◆ Supplied records
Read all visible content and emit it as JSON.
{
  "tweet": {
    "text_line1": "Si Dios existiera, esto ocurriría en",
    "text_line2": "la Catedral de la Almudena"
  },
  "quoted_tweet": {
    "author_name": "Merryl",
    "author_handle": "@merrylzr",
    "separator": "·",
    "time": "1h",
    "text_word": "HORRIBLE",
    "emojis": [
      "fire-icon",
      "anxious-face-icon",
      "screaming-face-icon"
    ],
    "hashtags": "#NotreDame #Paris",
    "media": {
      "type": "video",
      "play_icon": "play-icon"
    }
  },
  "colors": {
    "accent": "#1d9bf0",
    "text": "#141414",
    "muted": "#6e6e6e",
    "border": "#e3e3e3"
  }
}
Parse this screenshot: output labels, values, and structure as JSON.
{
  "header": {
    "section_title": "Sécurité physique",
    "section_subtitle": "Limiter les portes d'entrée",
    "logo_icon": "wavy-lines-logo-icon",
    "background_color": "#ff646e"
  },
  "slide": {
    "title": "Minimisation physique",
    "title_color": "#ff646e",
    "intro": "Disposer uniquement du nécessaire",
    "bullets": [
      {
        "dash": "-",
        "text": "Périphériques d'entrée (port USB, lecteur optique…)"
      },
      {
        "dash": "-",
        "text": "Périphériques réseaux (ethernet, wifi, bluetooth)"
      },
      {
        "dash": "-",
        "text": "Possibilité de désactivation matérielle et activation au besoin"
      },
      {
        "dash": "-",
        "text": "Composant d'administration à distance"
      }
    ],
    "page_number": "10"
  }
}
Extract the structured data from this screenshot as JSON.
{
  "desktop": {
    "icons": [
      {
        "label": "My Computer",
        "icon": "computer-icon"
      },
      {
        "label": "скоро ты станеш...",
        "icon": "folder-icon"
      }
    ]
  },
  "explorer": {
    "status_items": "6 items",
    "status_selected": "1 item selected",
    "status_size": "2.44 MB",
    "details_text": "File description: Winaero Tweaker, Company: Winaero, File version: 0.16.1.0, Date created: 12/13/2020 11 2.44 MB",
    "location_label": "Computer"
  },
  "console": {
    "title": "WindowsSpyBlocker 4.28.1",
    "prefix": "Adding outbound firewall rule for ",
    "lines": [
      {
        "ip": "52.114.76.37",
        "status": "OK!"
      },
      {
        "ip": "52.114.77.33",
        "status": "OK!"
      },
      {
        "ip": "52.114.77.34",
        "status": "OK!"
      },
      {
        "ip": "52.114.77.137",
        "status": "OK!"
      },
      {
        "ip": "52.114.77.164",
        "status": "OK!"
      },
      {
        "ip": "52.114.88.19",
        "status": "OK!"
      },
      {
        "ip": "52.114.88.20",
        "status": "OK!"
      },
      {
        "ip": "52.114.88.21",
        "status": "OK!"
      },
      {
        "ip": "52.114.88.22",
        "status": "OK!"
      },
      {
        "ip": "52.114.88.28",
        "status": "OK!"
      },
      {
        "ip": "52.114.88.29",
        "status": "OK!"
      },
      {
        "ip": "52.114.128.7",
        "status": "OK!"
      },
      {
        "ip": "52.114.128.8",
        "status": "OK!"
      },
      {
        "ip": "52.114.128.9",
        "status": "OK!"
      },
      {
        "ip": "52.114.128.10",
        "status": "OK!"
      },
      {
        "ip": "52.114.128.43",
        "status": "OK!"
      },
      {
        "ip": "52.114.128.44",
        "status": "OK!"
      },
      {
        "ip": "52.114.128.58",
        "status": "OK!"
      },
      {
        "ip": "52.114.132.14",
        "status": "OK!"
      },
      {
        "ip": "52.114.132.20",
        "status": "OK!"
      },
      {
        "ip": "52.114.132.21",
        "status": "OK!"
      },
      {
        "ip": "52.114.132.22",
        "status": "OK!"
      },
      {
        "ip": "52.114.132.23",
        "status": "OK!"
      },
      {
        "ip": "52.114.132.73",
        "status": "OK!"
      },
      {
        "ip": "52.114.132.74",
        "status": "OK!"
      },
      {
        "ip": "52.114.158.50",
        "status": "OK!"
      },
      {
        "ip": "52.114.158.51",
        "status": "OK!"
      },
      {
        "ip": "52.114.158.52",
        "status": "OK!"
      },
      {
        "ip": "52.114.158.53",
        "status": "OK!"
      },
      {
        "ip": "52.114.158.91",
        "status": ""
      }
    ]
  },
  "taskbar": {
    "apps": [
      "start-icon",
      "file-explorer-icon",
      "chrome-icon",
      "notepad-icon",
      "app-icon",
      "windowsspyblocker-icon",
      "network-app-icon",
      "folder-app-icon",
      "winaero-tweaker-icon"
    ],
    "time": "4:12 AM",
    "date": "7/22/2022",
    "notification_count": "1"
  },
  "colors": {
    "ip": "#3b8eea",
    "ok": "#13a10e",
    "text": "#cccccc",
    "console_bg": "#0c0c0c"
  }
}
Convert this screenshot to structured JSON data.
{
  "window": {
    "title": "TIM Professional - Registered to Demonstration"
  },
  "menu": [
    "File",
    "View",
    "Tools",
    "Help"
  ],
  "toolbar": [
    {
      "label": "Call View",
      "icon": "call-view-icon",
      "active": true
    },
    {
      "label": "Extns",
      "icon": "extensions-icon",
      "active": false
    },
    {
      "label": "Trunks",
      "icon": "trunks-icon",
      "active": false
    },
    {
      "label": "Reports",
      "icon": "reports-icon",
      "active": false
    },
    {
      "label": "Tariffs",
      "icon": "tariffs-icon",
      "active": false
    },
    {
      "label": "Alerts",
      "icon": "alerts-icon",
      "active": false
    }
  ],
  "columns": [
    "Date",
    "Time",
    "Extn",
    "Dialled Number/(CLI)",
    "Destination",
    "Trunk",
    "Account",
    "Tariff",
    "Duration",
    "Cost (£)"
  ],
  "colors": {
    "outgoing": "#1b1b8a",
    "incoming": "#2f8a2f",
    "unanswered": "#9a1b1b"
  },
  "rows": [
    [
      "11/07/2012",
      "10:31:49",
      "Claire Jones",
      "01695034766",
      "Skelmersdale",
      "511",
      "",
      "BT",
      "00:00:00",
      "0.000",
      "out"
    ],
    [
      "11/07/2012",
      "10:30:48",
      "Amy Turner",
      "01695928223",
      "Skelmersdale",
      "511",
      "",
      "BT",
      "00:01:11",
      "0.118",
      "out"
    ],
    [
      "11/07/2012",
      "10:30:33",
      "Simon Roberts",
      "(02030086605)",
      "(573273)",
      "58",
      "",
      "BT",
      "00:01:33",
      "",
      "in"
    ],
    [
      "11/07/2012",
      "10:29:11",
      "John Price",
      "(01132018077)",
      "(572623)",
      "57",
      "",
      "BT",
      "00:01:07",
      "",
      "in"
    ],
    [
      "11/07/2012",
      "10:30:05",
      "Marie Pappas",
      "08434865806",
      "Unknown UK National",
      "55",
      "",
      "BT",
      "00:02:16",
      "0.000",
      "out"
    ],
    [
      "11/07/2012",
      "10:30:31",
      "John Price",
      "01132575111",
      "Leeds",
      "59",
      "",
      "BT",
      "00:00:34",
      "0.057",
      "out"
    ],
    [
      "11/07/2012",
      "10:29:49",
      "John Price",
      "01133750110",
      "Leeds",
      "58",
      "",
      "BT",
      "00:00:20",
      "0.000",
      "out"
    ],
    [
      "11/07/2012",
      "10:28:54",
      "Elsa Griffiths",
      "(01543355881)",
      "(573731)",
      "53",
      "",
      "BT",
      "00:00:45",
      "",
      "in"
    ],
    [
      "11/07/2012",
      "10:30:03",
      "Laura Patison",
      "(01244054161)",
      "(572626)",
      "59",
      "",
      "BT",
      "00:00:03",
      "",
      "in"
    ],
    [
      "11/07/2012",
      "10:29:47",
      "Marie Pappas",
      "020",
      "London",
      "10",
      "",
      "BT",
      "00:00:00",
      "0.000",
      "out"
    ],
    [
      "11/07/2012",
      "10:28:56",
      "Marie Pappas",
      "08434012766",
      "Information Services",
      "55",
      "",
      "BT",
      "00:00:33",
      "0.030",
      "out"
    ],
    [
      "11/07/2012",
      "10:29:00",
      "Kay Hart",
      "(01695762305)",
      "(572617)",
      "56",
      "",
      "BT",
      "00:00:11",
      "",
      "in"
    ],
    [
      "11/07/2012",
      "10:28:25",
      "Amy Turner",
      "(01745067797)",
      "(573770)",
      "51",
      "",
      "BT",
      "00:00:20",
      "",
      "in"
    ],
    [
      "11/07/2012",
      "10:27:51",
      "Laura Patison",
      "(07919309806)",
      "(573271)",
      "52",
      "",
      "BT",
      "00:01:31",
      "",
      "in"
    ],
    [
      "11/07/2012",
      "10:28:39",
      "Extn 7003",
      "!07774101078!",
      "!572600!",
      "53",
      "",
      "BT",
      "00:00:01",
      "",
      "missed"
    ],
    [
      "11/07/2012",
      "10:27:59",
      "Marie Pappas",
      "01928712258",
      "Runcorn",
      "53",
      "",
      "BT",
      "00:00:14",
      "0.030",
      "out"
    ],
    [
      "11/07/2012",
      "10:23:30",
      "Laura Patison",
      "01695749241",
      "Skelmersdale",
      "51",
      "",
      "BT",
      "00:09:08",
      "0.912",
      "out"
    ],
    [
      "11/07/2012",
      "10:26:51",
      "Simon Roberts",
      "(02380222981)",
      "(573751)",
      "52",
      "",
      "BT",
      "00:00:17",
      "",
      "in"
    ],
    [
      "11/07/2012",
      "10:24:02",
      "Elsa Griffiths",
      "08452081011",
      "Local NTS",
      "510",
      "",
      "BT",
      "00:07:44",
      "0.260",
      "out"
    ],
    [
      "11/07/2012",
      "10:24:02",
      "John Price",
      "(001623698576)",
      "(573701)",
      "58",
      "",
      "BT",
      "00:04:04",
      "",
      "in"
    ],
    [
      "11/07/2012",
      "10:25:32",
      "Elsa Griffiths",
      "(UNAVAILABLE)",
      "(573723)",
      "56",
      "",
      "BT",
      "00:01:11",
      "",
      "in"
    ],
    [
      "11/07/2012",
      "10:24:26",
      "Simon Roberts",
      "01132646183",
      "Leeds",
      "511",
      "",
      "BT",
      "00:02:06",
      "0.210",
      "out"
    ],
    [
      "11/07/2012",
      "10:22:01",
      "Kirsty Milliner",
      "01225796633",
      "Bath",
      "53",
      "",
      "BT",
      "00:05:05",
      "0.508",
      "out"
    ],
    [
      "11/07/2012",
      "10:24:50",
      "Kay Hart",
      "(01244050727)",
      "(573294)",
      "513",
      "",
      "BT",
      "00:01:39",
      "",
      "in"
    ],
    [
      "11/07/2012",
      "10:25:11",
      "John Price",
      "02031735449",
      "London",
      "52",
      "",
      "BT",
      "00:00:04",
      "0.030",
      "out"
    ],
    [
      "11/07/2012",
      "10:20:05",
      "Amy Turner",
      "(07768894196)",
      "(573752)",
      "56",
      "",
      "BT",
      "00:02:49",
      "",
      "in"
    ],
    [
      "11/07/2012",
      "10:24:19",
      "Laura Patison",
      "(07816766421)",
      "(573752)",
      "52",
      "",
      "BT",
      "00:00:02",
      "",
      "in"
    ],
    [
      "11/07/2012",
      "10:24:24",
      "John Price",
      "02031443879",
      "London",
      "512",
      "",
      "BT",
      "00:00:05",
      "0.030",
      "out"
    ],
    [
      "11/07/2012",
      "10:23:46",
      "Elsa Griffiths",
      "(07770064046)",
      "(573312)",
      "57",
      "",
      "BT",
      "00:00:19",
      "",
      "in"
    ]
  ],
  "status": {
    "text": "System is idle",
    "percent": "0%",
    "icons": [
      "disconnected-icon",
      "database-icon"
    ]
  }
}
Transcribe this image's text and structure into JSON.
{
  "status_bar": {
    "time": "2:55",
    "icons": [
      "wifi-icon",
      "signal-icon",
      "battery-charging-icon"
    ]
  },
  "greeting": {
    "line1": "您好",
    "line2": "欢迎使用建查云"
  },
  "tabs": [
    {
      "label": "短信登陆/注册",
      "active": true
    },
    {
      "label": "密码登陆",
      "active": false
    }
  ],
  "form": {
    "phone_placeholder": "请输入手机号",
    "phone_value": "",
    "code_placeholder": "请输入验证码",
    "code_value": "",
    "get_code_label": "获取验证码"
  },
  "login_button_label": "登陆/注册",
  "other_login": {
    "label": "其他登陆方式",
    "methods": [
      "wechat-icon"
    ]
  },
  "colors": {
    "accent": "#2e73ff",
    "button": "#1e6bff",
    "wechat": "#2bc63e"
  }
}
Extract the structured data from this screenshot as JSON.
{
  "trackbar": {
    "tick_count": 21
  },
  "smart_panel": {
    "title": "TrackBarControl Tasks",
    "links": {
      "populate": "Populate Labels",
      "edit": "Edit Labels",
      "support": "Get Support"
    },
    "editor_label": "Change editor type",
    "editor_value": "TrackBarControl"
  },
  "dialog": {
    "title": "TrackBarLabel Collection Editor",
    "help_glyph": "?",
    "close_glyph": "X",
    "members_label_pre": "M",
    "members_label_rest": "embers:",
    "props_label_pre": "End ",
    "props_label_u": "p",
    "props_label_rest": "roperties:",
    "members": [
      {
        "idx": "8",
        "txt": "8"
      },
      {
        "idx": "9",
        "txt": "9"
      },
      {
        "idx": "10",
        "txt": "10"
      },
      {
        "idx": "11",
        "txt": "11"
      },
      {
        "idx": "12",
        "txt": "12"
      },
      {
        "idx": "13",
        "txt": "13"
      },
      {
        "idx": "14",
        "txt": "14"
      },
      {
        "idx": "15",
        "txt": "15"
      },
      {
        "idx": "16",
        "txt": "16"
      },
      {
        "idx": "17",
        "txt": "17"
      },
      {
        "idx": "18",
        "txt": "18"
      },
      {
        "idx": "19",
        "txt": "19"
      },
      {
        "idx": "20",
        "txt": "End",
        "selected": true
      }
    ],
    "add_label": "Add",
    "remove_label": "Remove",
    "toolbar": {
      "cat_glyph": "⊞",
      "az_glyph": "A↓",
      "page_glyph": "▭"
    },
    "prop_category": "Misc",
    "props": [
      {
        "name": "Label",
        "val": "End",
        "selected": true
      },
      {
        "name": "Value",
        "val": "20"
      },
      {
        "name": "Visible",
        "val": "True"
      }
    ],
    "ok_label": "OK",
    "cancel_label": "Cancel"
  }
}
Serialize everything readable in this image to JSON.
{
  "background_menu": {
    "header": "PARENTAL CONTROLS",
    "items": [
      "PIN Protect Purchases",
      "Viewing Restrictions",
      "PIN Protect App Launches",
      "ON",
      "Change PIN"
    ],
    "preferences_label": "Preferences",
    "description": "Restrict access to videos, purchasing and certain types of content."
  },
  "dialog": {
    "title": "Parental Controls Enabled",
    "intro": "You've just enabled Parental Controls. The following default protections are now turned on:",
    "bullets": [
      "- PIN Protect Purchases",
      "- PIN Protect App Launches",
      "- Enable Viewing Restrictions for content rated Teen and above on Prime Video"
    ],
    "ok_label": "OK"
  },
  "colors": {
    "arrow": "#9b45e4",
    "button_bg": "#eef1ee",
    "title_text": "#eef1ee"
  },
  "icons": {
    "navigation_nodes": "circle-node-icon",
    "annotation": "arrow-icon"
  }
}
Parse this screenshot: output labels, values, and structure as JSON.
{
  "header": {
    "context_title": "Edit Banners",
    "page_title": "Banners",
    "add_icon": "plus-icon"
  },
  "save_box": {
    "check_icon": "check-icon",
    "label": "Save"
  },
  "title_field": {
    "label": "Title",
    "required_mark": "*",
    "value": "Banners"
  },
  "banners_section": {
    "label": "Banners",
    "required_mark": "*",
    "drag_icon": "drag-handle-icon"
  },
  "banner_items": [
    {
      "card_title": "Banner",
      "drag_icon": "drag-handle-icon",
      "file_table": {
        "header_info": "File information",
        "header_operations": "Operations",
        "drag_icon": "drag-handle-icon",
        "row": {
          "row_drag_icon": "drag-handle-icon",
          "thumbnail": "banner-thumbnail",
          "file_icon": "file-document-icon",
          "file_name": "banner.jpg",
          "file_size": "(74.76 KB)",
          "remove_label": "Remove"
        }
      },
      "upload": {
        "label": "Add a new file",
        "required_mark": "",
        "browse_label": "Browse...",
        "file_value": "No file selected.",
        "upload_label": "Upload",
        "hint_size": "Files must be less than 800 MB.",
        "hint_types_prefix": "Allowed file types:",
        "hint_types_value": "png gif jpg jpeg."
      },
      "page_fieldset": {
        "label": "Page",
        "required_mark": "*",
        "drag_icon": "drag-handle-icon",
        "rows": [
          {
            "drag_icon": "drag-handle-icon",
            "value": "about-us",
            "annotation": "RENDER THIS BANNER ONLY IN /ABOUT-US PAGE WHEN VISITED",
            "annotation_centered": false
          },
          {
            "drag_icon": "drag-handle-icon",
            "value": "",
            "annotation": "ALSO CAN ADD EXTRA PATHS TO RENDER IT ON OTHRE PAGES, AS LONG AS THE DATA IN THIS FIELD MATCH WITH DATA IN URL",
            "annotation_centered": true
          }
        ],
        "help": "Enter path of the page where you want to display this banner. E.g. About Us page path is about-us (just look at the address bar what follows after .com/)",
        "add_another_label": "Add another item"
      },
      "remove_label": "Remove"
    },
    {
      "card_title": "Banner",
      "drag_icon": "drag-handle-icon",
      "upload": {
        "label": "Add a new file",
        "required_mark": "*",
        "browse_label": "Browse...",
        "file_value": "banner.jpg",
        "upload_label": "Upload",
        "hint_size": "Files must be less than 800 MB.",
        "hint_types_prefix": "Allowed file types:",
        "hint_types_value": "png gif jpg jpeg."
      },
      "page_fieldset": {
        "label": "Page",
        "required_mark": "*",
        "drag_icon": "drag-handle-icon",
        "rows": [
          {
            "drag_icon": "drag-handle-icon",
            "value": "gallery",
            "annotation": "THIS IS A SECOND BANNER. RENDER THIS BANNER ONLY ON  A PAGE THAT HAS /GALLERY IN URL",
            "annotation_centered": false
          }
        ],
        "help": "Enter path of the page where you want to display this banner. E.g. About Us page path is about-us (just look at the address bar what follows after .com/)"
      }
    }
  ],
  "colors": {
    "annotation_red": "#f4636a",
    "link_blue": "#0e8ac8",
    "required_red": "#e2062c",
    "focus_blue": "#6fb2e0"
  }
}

◆ Aim
Which lines contain the word "Purchases"? Return each of them.

◆ Finished task
      "PIN Protect Purchases",
      "- PIN Protect Purchases",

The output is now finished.